# Start of EXCERPTED DATA

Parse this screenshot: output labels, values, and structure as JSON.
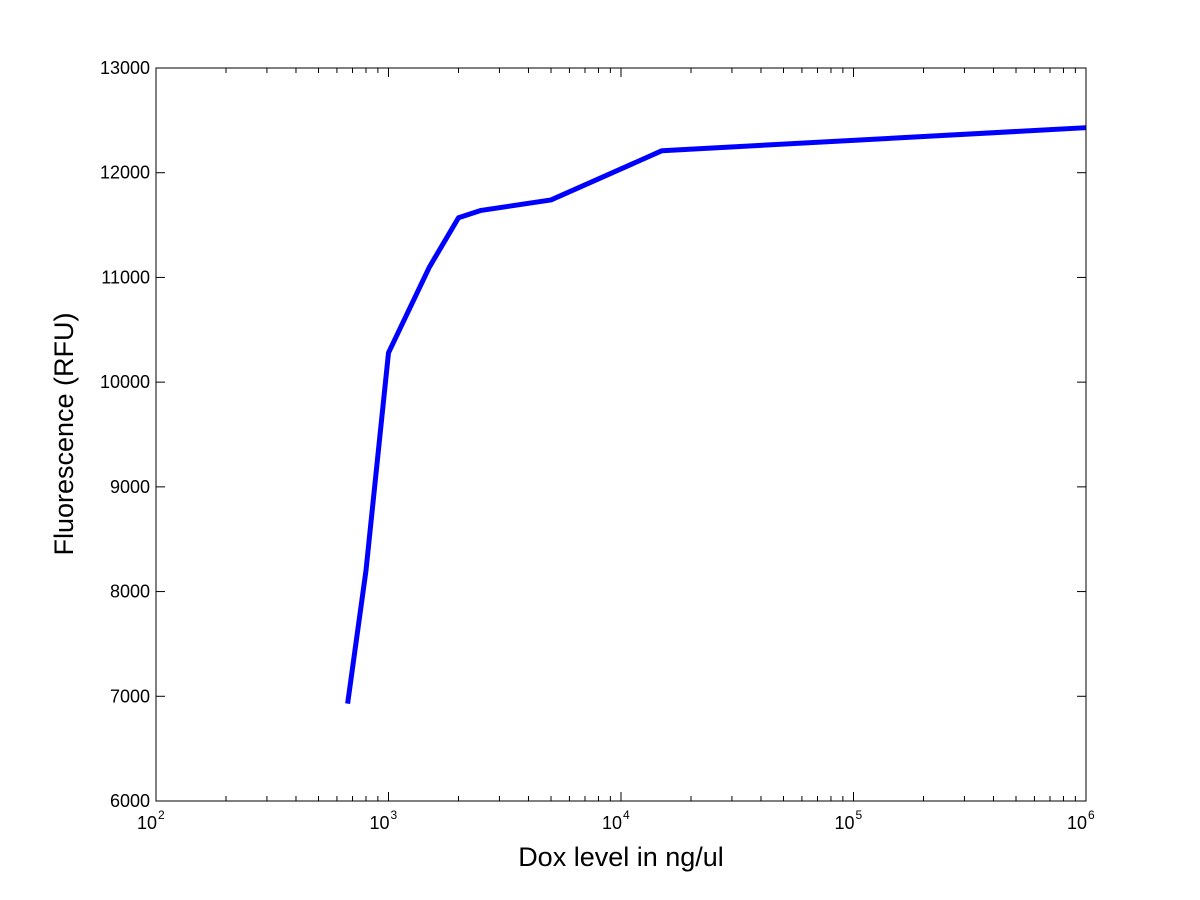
{
  "chart_data": {
    "type": "line",
    "xlabel": "Dox level in ng/ul",
    "ylabel": "Fluorescence (RFU)",
    "xscale": "log",
    "xlim": [
      100,
      1000000
    ],
    "ylim": [
      6000,
      13000
    ],
    "grid": false,
    "x_ticks": [
      {
        "base": "10",
        "exp": "2",
        "value": 100
      },
      {
        "base": "10",
        "exp": "3",
        "value": 1000
      },
      {
        "base": "10",
        "exp": "4",
        "value": 10000
      },
      {
        "base": "10",
        "exp": "5",
        "value": 100000
      },
      {
        "base": "10",
        "exp": "6",
        "value": 1000000
      }
    ],
    "y_ticks": [
      {
        "label": "6000",
        "value": 6000
      },
      {
        "label": "7000",
        "value": 7000
      },
      {
        "label": "8000",
        "value": 8000
      },
      {
        "label": "9000",
        "value": 9000
      },
      {
        "label": "10000",
        "value": 10000
      },
      {
        "label": "11000",
        "value": 11000
      },
      {
        "label": "12000",
        "value": 12000
      },
      {
        "label": "13000",
        "value": 13000
      }
    ],
    "series": [
      {
        "color": "#0000ff",
        "x": [
          667,
          800,
          1000,
          1500,
          2000,
          2500,
          5000,
          15000,
          1000000
        ],
        "y": [
          6930,
          8200,
          10280,
          11100,
          11570,
          11640,
          11740,
          12210,
          12430
        ]
      }
    ]
  }
}
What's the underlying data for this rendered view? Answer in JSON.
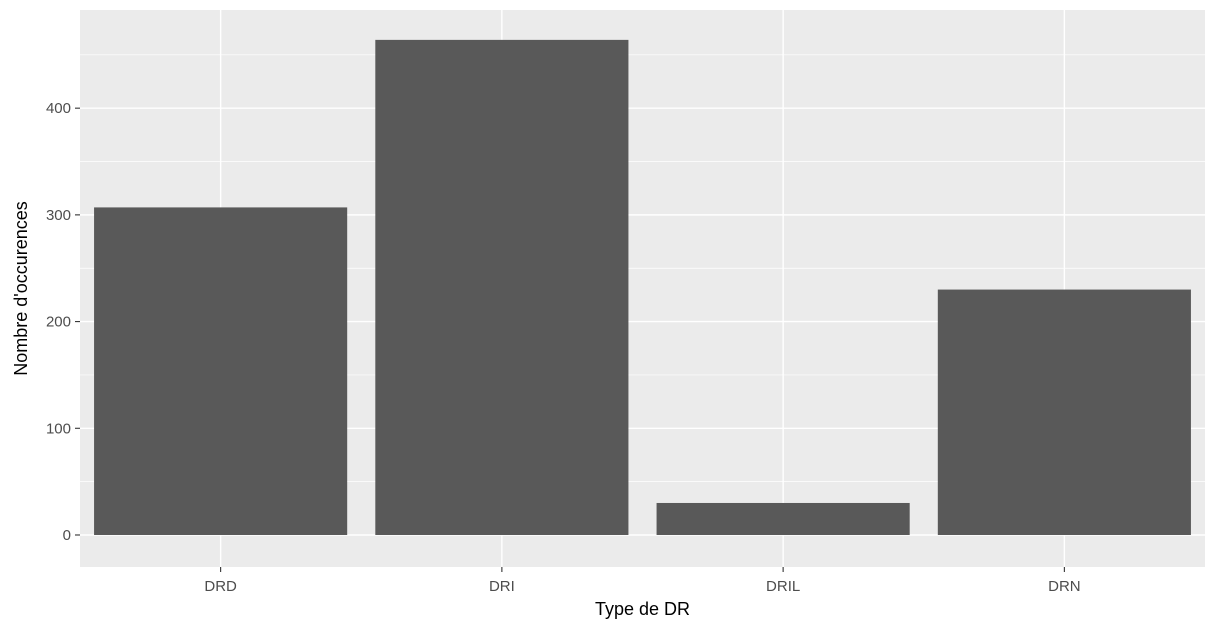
{
  "chart_data": {
    "type": "bar",
    "categories": [
      "DRD",
      "DRI",
      "DRIL",
      "DRN"
    ],
    "values": [
      307,
      464,
      30,
      230
    ],
    "title": "",
    "xlabel": "Type de DR",
    "ylabel": "Nombre d'occurences",
    "ylim": [
      -30,
      492
    ],
    "yticks": [
      0,
      100,
      200,
      300,
      400
    ],
    "ytick_labels": [
      "0",
      "100",
      "200",
      "300",
      "400"
    ],
    "grid": true,
    "legend": "none",
    "colors": {
      "bar": "#595959",
      "panel": "#ebebeb",
      "grid_major": "#ffffff",
      "tick_text": "#4d4d4d",
      "axis_title": "#000000"
    }
  }
}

# End of EXCERPTED DATA

• EXERCISE REQUIREMENTS: The lines to copy run from the line containing "What's the underlying" through the end of the data above; copy exactly those, minus the pictures.

• RESULT:
What's the underlying data for this rendered view? Answer in JSON.
{
  "chart_data": {
    "type": "bar",
    "categories": [
      "DRD",
      "DRI",
      "DRIL",
      "DRN"
    ],
    "values": [
      307,
      464,
      30,
      230
    ],
    "title": "",
    "xlabel": "Type de DR",
    "ylabel": "Nombre d'occurences",
    "ylim": [
      -30,
      492
    ],
    "yticks": [
      0,
      100,
      200,
      300,
      400
    ],
    "ytick_labels": [
      "0",
      "100",
      "200",
      "300",
      "400"
    ],
    "grid": true,
    "legend": "none",
    "colors": {
      "bar": "#595959",
      "panel": "#ebebeb",
      "grid_major": "#ffffff",
      "tick_text": "#4d4d4d",
      "axis_title": "#000000"
    }
  }
}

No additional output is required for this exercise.